• _GOAL_
Copy the lines below word for word, starting with the first one and ending with the line that contains "main-axes-frame [79, 57, 577, 429]".
-- Start --
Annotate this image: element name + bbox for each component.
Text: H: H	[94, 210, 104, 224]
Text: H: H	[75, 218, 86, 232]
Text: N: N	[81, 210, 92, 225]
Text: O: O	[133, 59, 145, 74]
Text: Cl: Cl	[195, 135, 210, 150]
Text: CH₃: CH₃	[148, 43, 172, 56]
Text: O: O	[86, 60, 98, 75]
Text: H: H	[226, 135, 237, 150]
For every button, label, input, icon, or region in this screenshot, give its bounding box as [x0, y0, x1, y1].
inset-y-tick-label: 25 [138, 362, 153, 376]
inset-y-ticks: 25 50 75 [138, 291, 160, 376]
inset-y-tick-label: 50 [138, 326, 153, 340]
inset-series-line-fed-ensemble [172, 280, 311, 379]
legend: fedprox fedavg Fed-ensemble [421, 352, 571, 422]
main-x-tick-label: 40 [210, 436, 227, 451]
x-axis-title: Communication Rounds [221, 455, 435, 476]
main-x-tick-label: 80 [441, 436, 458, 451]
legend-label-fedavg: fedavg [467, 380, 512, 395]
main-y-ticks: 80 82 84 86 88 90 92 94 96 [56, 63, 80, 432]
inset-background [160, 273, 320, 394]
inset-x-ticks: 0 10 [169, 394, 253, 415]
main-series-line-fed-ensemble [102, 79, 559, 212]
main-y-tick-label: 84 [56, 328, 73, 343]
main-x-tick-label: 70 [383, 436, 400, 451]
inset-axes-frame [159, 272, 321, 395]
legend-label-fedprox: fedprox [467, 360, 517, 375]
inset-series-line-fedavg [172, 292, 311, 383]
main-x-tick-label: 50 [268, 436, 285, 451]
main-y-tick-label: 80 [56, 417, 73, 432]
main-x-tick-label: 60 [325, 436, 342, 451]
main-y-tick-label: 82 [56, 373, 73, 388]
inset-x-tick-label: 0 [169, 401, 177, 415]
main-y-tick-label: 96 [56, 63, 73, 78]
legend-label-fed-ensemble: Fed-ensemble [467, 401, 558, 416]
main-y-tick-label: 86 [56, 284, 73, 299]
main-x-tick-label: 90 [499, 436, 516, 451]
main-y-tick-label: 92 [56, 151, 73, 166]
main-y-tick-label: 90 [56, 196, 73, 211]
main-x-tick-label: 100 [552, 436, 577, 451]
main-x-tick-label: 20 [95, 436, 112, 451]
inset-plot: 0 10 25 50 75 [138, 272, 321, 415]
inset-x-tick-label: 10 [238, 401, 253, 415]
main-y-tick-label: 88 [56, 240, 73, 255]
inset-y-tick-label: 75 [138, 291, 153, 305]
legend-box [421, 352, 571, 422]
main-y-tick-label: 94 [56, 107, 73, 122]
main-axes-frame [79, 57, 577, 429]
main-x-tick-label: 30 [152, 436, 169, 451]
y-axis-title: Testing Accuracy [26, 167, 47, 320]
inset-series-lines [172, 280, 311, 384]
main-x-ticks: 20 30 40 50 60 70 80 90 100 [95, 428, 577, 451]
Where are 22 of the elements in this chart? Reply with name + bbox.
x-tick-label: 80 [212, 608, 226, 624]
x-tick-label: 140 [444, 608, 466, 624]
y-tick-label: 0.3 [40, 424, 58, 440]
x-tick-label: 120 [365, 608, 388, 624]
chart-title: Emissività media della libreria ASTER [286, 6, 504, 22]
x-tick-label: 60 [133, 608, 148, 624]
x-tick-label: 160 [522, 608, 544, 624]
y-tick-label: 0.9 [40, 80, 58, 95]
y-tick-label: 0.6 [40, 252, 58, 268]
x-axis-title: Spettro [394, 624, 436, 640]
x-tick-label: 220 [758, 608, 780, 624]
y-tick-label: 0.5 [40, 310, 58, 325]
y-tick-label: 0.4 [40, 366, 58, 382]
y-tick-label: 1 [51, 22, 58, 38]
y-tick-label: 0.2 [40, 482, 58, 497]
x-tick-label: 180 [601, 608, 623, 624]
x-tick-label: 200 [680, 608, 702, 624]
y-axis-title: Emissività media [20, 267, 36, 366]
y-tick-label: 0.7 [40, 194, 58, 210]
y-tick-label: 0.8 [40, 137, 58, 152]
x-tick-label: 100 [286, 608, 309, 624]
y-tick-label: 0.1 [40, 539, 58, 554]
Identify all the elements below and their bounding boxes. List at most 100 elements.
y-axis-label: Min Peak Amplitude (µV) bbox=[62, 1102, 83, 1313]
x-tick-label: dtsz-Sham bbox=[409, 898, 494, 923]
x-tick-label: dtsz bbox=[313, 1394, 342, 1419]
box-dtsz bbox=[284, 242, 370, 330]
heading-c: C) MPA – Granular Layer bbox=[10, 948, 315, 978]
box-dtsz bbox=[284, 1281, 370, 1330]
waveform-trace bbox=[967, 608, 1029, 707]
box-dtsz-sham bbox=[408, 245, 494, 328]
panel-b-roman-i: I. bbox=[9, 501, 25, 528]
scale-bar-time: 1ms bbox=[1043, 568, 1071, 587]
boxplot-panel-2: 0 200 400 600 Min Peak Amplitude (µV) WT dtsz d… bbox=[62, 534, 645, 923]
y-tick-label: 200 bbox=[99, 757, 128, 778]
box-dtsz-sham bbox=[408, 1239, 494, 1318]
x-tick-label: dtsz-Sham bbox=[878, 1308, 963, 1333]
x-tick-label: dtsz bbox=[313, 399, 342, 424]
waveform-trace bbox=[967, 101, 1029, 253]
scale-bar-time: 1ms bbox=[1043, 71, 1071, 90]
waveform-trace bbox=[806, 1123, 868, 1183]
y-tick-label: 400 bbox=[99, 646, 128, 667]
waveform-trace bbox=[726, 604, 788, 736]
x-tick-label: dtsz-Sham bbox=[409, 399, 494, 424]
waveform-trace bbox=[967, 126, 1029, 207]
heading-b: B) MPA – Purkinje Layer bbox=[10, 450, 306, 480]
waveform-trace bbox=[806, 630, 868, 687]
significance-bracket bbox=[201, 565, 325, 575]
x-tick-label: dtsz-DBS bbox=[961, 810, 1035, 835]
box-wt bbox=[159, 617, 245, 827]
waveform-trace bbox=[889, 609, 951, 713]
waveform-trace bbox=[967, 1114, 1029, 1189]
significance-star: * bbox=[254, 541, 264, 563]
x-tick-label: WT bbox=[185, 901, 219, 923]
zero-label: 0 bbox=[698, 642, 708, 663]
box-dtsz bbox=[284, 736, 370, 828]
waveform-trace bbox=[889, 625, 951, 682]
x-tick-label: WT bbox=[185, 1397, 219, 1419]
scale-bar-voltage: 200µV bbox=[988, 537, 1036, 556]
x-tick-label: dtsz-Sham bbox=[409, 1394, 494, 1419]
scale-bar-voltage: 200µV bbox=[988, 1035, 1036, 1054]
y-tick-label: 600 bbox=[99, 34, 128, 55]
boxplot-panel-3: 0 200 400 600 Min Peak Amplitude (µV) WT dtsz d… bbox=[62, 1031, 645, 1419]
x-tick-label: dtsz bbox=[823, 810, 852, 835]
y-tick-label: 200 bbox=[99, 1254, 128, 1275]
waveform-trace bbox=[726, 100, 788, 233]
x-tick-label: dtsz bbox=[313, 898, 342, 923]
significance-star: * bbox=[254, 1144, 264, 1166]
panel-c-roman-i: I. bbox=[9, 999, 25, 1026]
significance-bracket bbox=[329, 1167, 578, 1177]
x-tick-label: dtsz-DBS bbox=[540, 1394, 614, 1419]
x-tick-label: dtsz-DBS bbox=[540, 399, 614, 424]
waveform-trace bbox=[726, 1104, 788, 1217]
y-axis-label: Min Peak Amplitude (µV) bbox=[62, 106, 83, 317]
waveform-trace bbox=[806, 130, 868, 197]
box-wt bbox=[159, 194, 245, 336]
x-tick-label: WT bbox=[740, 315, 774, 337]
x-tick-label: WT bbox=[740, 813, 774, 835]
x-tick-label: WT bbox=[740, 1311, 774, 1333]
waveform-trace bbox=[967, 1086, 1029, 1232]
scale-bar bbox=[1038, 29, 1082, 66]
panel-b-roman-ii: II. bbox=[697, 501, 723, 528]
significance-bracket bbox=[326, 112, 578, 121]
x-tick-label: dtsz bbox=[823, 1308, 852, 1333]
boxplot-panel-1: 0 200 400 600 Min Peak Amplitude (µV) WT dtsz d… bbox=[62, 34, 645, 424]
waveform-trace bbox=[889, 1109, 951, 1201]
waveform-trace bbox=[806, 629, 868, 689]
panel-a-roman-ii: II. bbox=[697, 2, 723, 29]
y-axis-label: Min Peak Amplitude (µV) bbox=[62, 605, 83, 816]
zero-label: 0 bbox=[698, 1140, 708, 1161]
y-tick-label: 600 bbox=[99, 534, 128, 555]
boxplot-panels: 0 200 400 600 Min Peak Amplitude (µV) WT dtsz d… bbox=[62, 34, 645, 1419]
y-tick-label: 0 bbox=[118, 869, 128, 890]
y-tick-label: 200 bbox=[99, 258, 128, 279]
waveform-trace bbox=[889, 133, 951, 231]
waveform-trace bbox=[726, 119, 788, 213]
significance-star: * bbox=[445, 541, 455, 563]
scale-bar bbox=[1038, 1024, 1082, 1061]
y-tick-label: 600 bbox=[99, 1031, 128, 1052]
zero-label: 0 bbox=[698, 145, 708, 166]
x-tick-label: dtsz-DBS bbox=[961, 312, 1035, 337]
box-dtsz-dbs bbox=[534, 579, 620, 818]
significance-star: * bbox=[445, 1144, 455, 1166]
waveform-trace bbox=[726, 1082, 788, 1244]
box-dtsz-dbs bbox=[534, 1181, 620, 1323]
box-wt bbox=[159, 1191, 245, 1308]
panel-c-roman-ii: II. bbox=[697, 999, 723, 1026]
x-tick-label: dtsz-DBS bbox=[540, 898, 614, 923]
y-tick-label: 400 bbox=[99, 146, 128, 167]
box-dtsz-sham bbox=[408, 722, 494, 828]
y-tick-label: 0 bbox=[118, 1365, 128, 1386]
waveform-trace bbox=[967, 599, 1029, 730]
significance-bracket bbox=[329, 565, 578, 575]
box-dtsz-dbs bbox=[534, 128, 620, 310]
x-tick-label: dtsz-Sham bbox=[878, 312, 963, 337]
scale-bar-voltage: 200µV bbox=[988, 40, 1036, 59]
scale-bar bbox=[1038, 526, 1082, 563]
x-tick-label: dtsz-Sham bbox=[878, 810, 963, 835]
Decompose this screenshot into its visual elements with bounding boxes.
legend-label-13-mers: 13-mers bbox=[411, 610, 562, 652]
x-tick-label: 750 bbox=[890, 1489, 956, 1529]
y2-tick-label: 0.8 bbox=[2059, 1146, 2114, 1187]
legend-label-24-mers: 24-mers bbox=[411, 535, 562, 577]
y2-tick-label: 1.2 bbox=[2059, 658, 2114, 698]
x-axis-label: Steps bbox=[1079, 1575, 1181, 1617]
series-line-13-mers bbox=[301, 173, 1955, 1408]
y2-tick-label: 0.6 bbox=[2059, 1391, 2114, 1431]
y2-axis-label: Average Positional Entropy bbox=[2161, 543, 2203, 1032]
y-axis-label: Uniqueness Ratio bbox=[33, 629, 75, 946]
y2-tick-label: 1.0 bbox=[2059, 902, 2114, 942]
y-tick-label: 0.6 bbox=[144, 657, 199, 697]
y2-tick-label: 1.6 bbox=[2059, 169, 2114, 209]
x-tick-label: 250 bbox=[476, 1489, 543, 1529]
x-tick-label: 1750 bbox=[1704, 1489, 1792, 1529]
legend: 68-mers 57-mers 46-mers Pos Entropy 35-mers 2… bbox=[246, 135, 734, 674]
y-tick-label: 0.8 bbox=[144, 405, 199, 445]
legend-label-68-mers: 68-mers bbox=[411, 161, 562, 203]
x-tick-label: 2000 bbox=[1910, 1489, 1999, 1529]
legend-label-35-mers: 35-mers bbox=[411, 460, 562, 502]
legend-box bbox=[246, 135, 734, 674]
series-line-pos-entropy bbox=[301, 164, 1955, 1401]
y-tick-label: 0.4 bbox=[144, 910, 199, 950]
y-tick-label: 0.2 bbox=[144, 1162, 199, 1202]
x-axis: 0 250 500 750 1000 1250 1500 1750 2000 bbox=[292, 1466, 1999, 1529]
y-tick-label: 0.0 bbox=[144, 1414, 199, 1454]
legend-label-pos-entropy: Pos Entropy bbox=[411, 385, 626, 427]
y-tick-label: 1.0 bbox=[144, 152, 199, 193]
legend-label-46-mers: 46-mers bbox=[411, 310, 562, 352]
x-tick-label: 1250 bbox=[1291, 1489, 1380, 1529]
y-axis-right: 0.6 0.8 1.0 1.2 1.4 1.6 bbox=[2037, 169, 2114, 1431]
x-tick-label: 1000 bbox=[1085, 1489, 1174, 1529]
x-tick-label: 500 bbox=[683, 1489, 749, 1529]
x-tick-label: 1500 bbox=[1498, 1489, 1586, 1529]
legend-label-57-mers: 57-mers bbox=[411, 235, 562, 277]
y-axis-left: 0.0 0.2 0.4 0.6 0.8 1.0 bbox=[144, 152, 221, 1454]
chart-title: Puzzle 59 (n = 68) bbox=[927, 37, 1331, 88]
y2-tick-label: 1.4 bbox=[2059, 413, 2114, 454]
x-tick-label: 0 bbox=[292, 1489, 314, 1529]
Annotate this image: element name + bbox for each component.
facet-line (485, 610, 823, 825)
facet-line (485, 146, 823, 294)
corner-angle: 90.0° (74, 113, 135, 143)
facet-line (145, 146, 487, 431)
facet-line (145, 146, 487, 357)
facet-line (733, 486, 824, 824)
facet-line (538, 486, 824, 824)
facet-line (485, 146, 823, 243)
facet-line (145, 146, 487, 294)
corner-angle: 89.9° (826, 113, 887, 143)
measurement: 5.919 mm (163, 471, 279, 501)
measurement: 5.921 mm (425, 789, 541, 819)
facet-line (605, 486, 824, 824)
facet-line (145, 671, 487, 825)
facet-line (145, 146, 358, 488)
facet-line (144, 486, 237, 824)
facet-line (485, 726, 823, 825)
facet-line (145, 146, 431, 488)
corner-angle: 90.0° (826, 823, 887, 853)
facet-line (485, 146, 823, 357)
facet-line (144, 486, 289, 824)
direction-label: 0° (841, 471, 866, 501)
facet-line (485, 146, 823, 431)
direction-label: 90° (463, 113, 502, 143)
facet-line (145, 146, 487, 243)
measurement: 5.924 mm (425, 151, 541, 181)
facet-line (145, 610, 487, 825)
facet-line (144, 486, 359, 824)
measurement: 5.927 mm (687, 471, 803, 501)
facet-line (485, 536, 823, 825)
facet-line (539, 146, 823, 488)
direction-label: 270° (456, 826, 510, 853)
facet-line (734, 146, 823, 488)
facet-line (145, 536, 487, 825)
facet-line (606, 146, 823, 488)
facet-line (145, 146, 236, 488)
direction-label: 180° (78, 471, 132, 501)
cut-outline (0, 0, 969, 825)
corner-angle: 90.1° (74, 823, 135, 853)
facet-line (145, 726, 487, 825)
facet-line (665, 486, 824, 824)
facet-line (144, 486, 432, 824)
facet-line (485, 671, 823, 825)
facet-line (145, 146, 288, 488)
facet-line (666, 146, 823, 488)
-- End --
• _OUTPUT OF THE TASK_
Annotate this image: element name + bbox for each component.
Text: H: H	[94, 210, 104, 224]
Text: H: H	[75, 218, 86, 232]
Text: N: N	[81, 210, 92, 225]
Text: O: O	[133, 59, 145, 74]
Text: Cl: Cl	[195, 135, 210, 150]
Text: CH₃: CH₃	[148, 43, 172, 56]
Text: O: O	[86, 60, 98, 75]
Text: H: H	[226, 135, 237, 150]
For every button, label, input, icon, or region in this screenshot, give its bounding box as [x0, y0, x1, y1].
inset-y-tick-label: 25 [138, 362, 153, 376]
inset-y-ticks: 25 50 75 [138, 291, 160, 376]
inset-y-tick-label: 50 [138, 326, 153, 340]
inset-series-line-fed-ensemble [172, 280, 311, 379]
legend: fedprox fedavg Fed-ensemble [421, 352, 571, 422]
main-x-tick-label: 40 [210, 436, 227, 451]
x-axis-title: Communication Rounds [221, 455, 435, 476]
main-x-tick-label: 80 [441, 436, 458, 451]
legend-label-fedavg: fedavg [467, 380, 512, 395]
main-y-ticks: 80 82 84 86 88 90 92 94 96 [56, 63, 80, 432]
inset-background [160, 273, 320, 394]
inset-x-ticks: 0 10 [169, 394, 253, 415]
main-series-line-fed-ensemble [102, 79, 559, 212]
main-y-tick-label: 84 [56, 328, 73, 343]
main-x-tick-label: 70 [383, 436, 400, 451]
inset-axes-frame [159, 272, 321, 395]
legend-label-fedprox: fedprox [467, 360, 517, 375]
inset-series-line-fedavg [172, 292, 311, 383]
main-x-tick-label: 50 [268, 436, 285, 451]
main-y-tick-label: 80 [56, 417, 73, 432]
main-x-tick-label: 60 [325, 436, 342, 451]
main-y-tick-label: 82 [56, 373, 73, 388]
inset-x-tick-label: 0 [169, 401, 177, 415]
main-y-tick-label: 96 [56, 63, 73, 78]
legend-label-fed-ensemble: Fed-ensemble [467, 401, 558, 416]
main-y-tick-label: 86 [56, 284, 73, 299]
main-x-tick-label: 90 [499, 436, 516, 451]
main-y-tick-label: 92 [56, 151, 73, 166]
main-y-tick-label: 90 [56, 196, 73, 211]
main-x-tick-label: 100 [552, 436, 577, 451]
main-x-tick-label: 20 [95, 436, 112, 451]
inset-plot: 0 10 25 50 75 [138, 272, 321, 415]
inset-x-tick-label: 10 [238, 401, 253, 415]
main-y-tick-label: 88 [56, 240, 73, 255]
inset-y-tick-label: 75 [138, 291, 153, 305]
legend-box [421, 352, 571, 422]
main-y-tick-label: 94 [56, 107, 73, 122]
main-axes-frame [79, 57, 577, 429]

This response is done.